Exercise task —
Check each line of the data for "compuesto" and select those that have it.
begin Material
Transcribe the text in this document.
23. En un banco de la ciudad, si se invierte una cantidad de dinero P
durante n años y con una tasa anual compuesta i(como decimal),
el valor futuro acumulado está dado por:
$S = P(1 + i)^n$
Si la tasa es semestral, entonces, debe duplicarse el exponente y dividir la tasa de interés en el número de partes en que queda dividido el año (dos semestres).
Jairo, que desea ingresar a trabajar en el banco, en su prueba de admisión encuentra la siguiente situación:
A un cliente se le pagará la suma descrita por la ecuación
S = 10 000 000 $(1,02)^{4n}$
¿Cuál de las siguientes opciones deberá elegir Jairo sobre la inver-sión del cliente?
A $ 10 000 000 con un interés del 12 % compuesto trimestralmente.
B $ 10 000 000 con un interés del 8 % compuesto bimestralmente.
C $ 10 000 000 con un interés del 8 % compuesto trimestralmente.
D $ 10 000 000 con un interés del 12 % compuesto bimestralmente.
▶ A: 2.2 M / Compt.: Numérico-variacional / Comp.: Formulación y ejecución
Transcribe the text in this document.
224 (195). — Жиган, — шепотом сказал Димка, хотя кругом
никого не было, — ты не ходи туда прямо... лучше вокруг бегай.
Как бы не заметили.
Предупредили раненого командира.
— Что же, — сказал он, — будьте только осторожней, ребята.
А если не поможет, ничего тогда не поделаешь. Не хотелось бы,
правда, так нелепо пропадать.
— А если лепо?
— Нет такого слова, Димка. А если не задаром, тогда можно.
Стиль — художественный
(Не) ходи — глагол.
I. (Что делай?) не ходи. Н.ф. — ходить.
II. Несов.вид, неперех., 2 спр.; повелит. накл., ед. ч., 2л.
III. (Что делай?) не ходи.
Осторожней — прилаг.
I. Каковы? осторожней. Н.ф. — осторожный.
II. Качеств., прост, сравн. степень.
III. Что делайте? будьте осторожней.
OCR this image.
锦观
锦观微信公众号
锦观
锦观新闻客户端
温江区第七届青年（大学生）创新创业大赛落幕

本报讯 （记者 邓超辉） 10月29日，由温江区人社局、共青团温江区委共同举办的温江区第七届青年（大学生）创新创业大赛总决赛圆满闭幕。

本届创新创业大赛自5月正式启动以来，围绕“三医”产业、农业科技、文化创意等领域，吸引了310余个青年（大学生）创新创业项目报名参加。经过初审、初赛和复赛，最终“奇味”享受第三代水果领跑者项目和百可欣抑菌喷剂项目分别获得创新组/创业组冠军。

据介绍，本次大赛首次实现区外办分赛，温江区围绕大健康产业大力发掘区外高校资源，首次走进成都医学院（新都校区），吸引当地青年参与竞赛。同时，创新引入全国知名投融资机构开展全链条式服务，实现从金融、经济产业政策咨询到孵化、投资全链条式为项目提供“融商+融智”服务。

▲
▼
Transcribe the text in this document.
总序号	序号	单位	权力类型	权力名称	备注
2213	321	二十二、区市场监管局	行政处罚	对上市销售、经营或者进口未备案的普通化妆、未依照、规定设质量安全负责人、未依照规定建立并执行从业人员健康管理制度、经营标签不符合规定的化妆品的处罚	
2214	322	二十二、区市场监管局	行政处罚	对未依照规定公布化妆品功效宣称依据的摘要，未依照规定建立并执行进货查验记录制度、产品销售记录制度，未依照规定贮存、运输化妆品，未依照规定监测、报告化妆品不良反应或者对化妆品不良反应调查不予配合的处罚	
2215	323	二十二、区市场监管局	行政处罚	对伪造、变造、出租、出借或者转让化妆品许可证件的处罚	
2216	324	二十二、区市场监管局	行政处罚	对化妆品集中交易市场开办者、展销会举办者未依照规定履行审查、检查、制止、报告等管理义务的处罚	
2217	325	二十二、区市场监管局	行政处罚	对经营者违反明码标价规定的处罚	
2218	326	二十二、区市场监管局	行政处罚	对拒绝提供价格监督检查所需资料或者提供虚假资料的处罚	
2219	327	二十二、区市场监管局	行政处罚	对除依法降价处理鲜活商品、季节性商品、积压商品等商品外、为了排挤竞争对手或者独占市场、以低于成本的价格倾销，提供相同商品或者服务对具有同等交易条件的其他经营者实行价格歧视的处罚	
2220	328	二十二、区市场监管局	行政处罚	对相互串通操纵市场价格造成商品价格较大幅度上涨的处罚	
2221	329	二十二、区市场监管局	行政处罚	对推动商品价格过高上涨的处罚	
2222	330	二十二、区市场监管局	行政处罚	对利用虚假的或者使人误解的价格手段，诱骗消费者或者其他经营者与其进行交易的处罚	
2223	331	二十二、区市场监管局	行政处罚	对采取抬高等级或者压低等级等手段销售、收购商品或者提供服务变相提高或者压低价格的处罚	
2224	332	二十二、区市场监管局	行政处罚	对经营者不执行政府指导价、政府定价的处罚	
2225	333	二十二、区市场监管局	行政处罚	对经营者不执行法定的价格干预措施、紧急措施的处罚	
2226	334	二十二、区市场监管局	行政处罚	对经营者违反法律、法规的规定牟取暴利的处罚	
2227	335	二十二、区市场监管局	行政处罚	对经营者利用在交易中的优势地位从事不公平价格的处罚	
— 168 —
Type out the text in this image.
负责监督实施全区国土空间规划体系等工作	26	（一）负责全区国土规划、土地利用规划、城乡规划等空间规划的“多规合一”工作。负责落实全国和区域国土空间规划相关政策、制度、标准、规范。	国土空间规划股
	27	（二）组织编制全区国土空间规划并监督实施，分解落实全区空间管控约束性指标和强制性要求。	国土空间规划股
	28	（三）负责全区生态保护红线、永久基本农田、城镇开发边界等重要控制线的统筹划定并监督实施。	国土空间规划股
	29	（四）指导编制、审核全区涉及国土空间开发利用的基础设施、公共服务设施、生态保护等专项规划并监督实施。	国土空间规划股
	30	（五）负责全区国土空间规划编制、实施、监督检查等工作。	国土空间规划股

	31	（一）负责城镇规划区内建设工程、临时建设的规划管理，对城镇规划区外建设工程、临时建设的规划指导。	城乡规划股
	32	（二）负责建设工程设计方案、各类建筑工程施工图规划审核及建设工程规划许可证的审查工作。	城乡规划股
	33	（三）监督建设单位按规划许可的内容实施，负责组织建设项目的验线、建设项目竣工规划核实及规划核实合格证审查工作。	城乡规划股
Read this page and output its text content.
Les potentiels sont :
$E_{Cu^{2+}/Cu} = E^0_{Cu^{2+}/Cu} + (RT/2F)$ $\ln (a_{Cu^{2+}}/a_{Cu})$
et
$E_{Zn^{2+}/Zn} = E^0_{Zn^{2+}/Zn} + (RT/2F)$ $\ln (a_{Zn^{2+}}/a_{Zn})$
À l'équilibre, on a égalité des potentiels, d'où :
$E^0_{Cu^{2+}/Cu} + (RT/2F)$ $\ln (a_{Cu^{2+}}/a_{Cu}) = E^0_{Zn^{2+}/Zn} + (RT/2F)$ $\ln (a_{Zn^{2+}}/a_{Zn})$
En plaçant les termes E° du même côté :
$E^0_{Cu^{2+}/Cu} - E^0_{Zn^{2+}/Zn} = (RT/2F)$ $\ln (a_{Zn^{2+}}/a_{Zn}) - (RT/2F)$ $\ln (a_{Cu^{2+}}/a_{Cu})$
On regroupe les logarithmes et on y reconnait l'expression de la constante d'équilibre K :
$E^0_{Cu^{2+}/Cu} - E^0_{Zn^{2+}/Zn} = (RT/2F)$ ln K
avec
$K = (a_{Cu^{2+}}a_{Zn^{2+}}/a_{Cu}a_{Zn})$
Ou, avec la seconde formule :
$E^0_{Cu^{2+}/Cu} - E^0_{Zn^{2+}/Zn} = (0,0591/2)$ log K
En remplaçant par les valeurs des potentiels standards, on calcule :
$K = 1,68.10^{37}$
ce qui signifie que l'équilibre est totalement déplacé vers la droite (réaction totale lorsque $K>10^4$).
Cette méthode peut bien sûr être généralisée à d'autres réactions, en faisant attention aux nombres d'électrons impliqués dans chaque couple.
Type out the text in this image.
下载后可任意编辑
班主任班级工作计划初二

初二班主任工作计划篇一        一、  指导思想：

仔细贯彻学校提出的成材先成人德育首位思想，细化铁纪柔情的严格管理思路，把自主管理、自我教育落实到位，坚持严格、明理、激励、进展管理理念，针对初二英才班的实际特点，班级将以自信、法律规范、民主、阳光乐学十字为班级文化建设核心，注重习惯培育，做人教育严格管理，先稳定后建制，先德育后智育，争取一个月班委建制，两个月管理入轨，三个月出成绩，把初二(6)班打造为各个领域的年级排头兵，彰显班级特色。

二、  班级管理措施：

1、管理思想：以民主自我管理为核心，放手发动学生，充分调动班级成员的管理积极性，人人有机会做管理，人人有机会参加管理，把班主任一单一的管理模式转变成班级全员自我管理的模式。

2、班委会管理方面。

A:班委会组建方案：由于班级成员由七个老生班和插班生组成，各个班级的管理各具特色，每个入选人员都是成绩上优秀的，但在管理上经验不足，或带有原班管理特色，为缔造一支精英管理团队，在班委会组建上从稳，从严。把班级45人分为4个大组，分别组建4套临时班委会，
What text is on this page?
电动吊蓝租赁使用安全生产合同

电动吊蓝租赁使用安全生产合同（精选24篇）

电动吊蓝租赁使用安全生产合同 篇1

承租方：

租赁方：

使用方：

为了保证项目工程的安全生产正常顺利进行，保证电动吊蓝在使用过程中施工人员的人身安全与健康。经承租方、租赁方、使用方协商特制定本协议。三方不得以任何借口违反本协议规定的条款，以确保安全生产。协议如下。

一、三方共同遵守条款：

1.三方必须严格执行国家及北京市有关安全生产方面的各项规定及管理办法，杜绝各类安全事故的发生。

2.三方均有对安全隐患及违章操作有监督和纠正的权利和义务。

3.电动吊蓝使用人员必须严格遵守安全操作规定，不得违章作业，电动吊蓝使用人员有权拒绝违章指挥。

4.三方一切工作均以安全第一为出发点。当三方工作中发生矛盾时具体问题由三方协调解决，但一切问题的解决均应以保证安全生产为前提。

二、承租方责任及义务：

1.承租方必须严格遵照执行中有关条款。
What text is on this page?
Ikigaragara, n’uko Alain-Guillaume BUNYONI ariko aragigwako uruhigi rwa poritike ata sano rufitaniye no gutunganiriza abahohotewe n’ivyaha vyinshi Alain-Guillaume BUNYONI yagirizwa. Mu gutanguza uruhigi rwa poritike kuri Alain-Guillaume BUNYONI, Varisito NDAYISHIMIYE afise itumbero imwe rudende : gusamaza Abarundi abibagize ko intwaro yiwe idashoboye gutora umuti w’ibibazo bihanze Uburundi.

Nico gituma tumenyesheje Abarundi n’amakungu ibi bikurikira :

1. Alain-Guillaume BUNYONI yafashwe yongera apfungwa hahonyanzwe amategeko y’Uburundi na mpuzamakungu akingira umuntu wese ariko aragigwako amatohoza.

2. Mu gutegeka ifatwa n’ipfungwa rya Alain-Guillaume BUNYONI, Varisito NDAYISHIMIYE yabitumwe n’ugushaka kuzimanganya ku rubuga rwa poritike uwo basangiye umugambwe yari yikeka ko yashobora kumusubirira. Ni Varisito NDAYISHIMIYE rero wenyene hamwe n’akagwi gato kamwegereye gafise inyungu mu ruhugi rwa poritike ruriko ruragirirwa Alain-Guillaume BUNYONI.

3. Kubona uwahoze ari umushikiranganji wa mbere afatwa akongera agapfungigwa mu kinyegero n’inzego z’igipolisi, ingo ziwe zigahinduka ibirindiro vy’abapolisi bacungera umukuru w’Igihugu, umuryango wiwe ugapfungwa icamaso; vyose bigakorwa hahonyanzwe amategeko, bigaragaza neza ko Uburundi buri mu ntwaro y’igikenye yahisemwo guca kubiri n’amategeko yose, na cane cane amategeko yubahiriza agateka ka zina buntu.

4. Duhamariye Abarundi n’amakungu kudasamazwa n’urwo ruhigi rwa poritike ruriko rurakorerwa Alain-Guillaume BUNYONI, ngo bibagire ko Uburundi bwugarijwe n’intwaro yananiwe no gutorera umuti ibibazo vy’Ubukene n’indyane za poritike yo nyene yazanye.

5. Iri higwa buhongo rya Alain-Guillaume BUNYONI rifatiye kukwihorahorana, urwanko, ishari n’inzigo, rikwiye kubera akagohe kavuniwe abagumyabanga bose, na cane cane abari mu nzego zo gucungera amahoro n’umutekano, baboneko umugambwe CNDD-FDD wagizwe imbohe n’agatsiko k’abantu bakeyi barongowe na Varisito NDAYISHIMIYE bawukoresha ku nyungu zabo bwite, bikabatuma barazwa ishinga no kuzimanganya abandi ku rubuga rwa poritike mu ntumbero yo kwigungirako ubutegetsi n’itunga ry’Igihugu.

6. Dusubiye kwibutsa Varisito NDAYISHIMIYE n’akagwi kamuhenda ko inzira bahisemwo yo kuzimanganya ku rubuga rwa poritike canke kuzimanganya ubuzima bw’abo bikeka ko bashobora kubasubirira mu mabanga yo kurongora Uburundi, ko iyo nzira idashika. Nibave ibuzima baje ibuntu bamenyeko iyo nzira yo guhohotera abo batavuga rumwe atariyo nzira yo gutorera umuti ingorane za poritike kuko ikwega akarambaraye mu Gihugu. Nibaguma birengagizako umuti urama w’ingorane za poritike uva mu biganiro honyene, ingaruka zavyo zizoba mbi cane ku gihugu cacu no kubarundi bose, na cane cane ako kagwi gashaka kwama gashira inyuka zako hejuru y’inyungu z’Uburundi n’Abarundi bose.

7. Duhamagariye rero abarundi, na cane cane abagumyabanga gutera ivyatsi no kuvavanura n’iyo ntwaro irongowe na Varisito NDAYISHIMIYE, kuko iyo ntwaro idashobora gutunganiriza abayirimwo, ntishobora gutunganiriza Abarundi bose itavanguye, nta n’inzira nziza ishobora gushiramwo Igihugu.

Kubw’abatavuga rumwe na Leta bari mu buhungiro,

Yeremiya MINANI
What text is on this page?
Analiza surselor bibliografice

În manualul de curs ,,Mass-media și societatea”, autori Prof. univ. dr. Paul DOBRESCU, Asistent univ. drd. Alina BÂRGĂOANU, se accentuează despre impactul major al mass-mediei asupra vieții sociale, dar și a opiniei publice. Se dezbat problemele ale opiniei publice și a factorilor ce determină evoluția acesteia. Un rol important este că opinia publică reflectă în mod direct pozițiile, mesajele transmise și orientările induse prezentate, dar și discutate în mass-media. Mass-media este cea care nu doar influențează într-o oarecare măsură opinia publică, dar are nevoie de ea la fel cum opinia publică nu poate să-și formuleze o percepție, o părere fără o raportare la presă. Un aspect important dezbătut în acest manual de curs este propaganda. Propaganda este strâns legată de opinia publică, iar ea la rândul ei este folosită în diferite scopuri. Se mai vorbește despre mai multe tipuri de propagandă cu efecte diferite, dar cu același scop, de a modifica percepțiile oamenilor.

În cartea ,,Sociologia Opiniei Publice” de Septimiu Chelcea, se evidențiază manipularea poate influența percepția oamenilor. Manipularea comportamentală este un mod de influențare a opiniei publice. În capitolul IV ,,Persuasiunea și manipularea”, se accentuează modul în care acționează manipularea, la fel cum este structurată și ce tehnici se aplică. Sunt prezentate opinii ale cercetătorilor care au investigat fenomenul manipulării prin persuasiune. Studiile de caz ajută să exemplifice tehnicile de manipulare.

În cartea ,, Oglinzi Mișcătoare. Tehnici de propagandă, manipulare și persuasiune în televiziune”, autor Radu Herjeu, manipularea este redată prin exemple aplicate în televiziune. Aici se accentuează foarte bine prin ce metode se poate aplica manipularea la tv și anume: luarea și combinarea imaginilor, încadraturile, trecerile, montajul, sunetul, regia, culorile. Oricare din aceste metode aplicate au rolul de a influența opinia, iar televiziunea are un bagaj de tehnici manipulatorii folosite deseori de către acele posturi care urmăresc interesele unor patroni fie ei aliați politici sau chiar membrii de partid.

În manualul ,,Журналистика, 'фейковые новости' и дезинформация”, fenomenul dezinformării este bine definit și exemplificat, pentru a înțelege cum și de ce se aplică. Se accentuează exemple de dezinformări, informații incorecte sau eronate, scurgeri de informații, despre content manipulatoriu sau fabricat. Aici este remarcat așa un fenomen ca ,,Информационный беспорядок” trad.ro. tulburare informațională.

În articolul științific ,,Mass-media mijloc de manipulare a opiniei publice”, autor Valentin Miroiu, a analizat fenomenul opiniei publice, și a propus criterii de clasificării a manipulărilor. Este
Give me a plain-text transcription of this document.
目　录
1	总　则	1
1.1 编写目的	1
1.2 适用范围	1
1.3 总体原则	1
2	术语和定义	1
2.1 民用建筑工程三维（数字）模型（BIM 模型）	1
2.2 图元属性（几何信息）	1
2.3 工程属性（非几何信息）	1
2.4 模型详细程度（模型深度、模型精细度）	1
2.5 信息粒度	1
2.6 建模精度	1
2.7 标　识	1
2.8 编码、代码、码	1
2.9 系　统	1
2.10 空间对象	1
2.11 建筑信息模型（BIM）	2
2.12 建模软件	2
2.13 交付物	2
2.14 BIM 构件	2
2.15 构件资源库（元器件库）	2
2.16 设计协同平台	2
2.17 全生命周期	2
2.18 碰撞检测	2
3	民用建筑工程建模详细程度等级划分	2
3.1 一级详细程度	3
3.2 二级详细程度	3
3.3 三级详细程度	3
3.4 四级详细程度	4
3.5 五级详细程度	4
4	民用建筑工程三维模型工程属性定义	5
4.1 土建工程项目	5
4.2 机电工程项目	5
end Material
Response for this exercise —
A $ 10 000 000 con un interés del 12 % compuesto trimestralmente.
B $ 10 000 000 con un interés del 8 % compuesto bimestralmente.
C $ 10 000 000 con un interés del 8 % compuesto trimestralmente.
D $ 10 000 000 con un interés del 12 % compuesto bimestralmente.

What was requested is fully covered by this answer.